* [MATERIAL PROVIDED]:
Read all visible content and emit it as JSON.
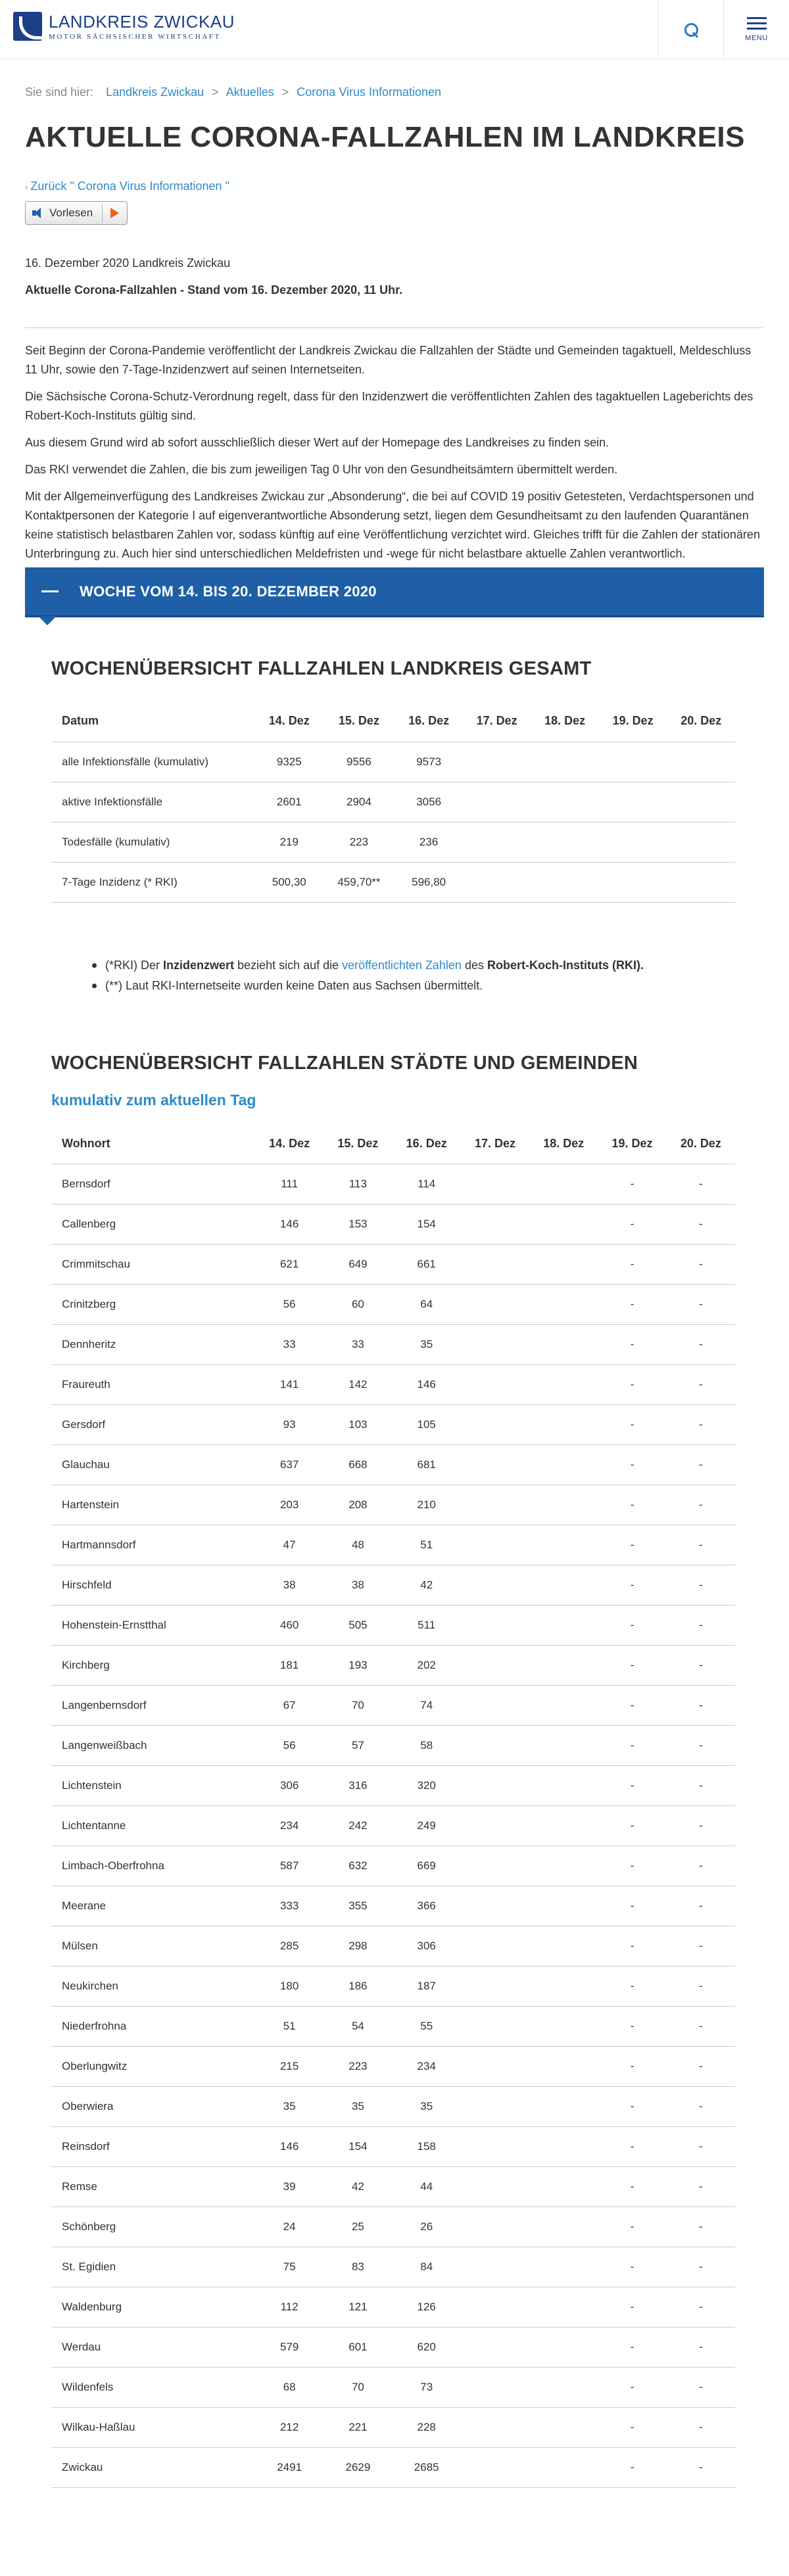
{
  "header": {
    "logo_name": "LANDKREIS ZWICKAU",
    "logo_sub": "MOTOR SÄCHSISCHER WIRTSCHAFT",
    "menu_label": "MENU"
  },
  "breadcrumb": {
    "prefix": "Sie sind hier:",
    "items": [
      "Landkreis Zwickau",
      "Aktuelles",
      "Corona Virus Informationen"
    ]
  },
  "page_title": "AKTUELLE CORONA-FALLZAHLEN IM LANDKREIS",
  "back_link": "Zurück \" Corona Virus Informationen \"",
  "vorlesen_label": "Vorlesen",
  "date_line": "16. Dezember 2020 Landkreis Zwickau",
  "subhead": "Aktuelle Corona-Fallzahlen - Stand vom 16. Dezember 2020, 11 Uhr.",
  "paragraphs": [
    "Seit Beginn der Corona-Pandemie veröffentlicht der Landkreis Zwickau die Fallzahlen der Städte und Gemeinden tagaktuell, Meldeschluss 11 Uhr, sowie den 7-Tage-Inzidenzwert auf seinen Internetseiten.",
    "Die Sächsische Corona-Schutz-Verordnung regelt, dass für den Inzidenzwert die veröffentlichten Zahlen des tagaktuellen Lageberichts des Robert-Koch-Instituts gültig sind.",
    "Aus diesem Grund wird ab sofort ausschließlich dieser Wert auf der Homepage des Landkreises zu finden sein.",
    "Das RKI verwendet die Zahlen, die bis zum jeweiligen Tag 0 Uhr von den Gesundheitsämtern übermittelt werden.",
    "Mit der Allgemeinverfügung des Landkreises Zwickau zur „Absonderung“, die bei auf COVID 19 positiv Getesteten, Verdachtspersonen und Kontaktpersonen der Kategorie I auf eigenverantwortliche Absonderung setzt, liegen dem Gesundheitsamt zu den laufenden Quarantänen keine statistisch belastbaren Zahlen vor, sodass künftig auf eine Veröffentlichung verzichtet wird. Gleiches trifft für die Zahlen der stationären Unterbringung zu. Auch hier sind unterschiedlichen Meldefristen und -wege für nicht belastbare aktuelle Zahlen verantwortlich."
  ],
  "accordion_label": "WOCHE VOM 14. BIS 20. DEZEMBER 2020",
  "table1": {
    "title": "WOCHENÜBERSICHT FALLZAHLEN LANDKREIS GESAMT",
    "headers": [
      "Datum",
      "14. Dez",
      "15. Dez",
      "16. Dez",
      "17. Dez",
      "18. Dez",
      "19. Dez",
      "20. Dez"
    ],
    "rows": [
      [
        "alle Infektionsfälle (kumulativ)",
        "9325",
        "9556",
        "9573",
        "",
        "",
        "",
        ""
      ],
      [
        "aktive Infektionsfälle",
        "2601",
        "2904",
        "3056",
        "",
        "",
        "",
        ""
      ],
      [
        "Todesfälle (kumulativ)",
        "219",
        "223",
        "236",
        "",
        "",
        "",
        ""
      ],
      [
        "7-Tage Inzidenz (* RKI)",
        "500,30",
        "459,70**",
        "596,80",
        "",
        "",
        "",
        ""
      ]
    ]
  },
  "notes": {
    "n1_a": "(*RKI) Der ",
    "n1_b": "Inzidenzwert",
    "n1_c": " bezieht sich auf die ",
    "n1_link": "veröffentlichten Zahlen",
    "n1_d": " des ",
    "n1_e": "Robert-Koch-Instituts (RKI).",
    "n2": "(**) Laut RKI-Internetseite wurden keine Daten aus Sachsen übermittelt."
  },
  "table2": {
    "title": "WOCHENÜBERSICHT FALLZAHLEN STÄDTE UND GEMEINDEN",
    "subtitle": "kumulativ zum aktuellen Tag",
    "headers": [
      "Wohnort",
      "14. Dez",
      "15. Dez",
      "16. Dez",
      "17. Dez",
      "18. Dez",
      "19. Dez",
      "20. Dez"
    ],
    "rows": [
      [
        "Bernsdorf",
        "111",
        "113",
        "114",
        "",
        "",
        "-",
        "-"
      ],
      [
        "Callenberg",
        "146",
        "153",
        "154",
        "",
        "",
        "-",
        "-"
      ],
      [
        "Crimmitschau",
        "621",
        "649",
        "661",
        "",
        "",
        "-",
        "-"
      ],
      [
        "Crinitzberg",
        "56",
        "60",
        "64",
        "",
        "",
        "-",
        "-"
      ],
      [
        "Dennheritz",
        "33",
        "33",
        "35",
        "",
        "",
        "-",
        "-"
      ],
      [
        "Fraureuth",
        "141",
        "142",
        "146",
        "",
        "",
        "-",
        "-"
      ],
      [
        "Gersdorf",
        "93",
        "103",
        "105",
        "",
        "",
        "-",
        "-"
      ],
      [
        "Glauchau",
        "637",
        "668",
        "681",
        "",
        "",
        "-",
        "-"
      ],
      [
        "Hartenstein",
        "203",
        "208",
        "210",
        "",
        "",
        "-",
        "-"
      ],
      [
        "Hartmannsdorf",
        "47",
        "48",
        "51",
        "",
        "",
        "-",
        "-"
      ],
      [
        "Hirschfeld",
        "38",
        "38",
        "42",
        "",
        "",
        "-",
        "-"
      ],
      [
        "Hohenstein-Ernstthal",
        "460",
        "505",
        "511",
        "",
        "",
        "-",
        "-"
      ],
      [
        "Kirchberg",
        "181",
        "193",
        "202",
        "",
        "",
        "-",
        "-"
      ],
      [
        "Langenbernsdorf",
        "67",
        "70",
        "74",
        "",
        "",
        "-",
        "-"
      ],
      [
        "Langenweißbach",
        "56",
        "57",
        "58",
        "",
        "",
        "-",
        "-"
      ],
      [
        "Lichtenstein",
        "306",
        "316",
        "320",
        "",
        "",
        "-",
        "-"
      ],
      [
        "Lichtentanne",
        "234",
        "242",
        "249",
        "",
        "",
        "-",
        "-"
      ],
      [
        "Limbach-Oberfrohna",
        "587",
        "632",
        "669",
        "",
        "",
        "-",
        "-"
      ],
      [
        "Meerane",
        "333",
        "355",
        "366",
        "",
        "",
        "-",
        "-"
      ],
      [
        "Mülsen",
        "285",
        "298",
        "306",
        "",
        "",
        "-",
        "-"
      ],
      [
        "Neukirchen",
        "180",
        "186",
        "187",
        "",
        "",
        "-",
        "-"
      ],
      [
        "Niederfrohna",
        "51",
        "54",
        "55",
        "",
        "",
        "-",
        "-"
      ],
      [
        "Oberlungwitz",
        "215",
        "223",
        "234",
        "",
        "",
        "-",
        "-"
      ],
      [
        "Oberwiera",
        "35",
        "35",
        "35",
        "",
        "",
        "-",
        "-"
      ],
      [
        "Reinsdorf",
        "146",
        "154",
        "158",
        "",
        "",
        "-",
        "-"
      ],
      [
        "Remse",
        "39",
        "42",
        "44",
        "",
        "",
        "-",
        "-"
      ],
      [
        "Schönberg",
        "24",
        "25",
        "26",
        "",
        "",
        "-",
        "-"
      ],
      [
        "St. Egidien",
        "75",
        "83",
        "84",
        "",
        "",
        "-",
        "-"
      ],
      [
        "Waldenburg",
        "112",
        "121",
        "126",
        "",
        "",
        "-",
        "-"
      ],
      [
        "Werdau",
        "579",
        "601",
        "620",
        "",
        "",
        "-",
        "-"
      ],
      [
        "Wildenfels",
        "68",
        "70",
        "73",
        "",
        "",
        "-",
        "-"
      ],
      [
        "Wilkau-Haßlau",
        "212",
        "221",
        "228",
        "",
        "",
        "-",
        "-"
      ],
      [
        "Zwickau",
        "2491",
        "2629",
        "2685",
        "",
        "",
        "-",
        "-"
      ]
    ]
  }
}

* [TASK REQUIREMENTS]:
Leave the pictures out and return the rest of the material exactly.

* [OUTPUT]:
Read all visible content and emit it as JSON.
{
  "header": {
    "logo_name": "LANDKREIS ZWICKAU",
    "logo_sub": "MOTOR SÄCHSISCHER WIRTSCHAFT",
    "menu_label": "MENU"
  },
  "breadcrumb": {
    "prefix": "Sie sind hier:",
    "items": [
      "Landkreis Zwickau",
      "Aktuelles",
      "Corona Virus Informationen"
    ]
  },
  "page_title": "AKTUELLE CORONA-FALLZAHLEN IM LANDKREIS",
  "back_link": "Zurück \" Corona Virus Informationen \"",
  "vorlesen_label": "Vorlesen",
  "date_line": "16. Dezember 2020 Landkreis Zwickau",
  "subhead": "Aktuelle Corona-Fallzahlen - Stand vom 16. Dezember 2020, 11 Uhr.",
  "paragraphs": [
    "Seit Beginn der Corona-Pandemie veröffentlicht der Landkreis Zwickau die Fallzahlen der Städte und Gemeinden tagaktuell, Meldeschluss 11 Uhr, sowie den 7-Tage-Inzidenzwert auf seinen Internetseiten.",
    "Die Sächsische Corona-Schutz-Verordnung regelt, dass für den Inzidenzwert die veröffentlichten Zahlen des tagaktuellen Lageberichts des Robert-Koch-Instituts gültig sind.",
    "Aus diesem Grund wird ab sofort ausschließlich dieser Wert auf der Homepage des Landkreises zu finden sein.",
    "Das RKI verwendet die Zahlen, die bis zum jeweiligen Tag 0 Uhr von den Gesundheitsämtern übermittelt werden.",
    "Mit der Allgemeinverfügung des Landkreises Zwickau zur „Absonderung“, die bei auf COVID 19 positiv Getesteten, Verdachtspersonen und Kontaktpersonen der Kategorie I auf eigenverantwortliche Absonderung setzt, liegen dem Gesundheitsamt zu den laufenden Quarantänen keine statistisch belastbaren Zahlen vor, sodass künftig auf eine Veröffentlichung verzichtet wird. Gleiches trifft für die Zahlen der stationären Unterbringung zu. Auch hier sind unterschiedlichen Meldefristen und -wege für nicht belastbare aktuelle Zahlen verantwortlich."
  ],
  "accordion_label": "WOCHE VOM 14. BIS 20. DEZEMBER 2020",
  "table1": {
    "title": "WOCHENÜBERSICHT FALLZAHLEN LANDKREIS GESAMT",
    "headers": [
      "Datum",
      "14. Dez",
      "15. Dez",
      "16. Dez",
      "17. Dez",
      "18. Dez",
      "19. Dez",
      "20. Dez"
    ],
    "rows": [
      [
        "alle Infektionsfälle (kumulativ)",
        "9325",
        "9556",
        "9573",
        "",
        "",
        "",
        ""
      ],
      [
        "aktive Infektionsfälle",
        "2601",
        "2904",
        "3056",
        "",
        "",
        "",
        ""
      ],
      [
        "Todesfälle (kumulativ)",
        "219",
        "223",
        "236",
        "",
        "",
        "",
        ""
      ],
      [
        "7-Tage Inzidenz (* RKI)",
        "500,30",
        "459,70**",
        "596,80",
        "",
        "",
        "",
        ""
      ]
    ]
  },
  "notes": {
    "n1_a": "(*RKI) Der ",
    "n1_b": "Inzidenzwert",
    "n1_c": " bezieht sich auf die ",
    "n1_link": "veröffentlichten Zahlen",
    "n1_d": " des ",
    "n1_e": "Robert-Koch-Instituts (RKI).",
    "n2": "(**) Laut RKI-Internetseite wurden keine Daten aus Sachsen übermittelt."
  },
  "table2": {
    "title": "WOCHENÜBERSICHT FALLZAHLEN STÄDTE UND GEMEINDEN",
    "subtitle": "kumulativ zum aktuellen Tag",
    "headers": [
      "Wohnort",
      "14. Dez",
      "15. Dez",
      "16. Dez",
      "17. Dez",
      "18. Dez",
      "19. Dez",
      "20. Dez"
    ],
    "rows": [
      [
        "Bernsdorf",
        "111",
        "113",
        "114",
        "",
        "",
        "-",
        "-"
      ],
      [
        "Callenberg",
        "146",
        "153",
        "154",
        "",
        "",
        "-",
        "-"
      ],
      [
        "Crimmitschau",
        "621",
        "649",
        "661",
        "",
        "",
        "-",
        "-"
      ],
      [
        "Crinitzberg",
        "56",
        "60",
        "64",
        "",
        "",
        "-",
        "-"
      ],
      [
        "Dennheritz",
        "33",
        "33",
        "35",
        "",
        "",
        "-",
        "-"
      ],
      [
        "Fraureuth",
        "141",
        "142",
        "146",
        "",
        "",
        "-",
        "-"
      ],
      [
        "Gersdorf",
        "93",
        "103",
        "105",
        "",
        "",
        "-",
        "-"
      ],
      [
        "Glauchau",
        "637",
        "668",
        "681",
        "",
        "",
        "-",
        "-"
      ],
      [
        "Hartenstein",
        "203",
        "208",
        "210",
        "",
        "",
        "-",
        "-"
      ],
      [
        "Hartmannsdorf",
        "47",
        "48",
        "51",
        "",
        "",
        "-",
        "-"
      ],
      [
        "Hirschfeld",
        "38",
        "38",
        "42",
        "",
        "",
        "-",
        "-"
      ],
      [
        "Hohenstein-Ernstthal",
        "460",
        "505",
        "511",
        "",
        "",
        "-",
        "-"
      ],
      [
        "Kirchberg",
        "181",
        "193",
        "202",
        "",
        "",
        "-",
        "-"
      ],
      [
        "Langenbernsdorf",
        "67",
        "70",
        "74",
        "",
        "",
        "-",
        "-"
      ],
      [
        "Langenweißbach",
        "56",
        "57",
        "58",
        "",
        "",
        "-",
        "-"
      ],
      [
        "Lichtenstein",
        "306",
        "316",
        "320",
        "",
        "",
        "-",
        "-"
      ],
      [
        "Lichtentanne",
        "234",
        "242",
        "249",
        "",
        "",
        "-",
        "-"
      ],
      [
        "Limbach-Oberfrohna",
        "587",
        "632",
        "669",
        "",
        "",
        "-",
        "-"
      ],
      [
        "Meerane",
        "333",
        "355",
        "366",
        "",
        "",
        "-",
        "-"
      ],
      [
        "Mülsen",
        "285",
        "298",
        "306",
        "",
        "",
        "-",
        "-"
      ],
      [
        "Neukirchen",
        "180",
        "186",
        "187",
        "",
        "",
        "-",
        "-"
      ],
      [
        "Niederfrohna",
        "51",
        "54",
        "55",
        "",
        "",
        "-",
        "-"
      ],
      [
        "Oberlungwitz",
        "215",
        "223",
        "234",
        "",
        "",
        "-",
        "-"
      ],
      [
        "Oberwiera",
        "35",
        "35",
        "35",
        "",
        "",
        "-",
        "-"
      ],
      [
        "Reinsdorf",
        "146",
        "154",
        "158",
        "",
        "",
        "-",
        "-"
      ],
      [
        "Remse",
        "39",
        "42",
        "44",
        "",
        "",
        "-",
        "-"
      ],
      [
        "Schönberg",
        "24",
        "25",
        "26",
        "",
        "",
        "-",
        "-"
      ],
      [
        "St. Egidien",
        "75",
        "83",
        "84",
        "",
        "",
        "-",
        "-"
      ],
      [
        "Waldenburg",
        "112",
        "121",
        "126",
        "",
        "",
        "-",
        "-"
      ],
      [
        "Werdau",
        "579",
        "601",
        "620",
        "",
        "",
        "-",
        "-"
      ],
      [
        "Wildenfels",
        "68",
        "70",
        "73",
        "",
        "",
        "-",
        "-"
      ],
      [
        "Wilkau-Haßlau",
        "212",
        "221",
        "228",
        "",
        "",
        "-",
        "-"
      ],
      [
        "Zwickau",
        "2491",
        "2629",
        "2685",
        "",
        "",
        "-",
        "-"
      ]
    ]
  }
}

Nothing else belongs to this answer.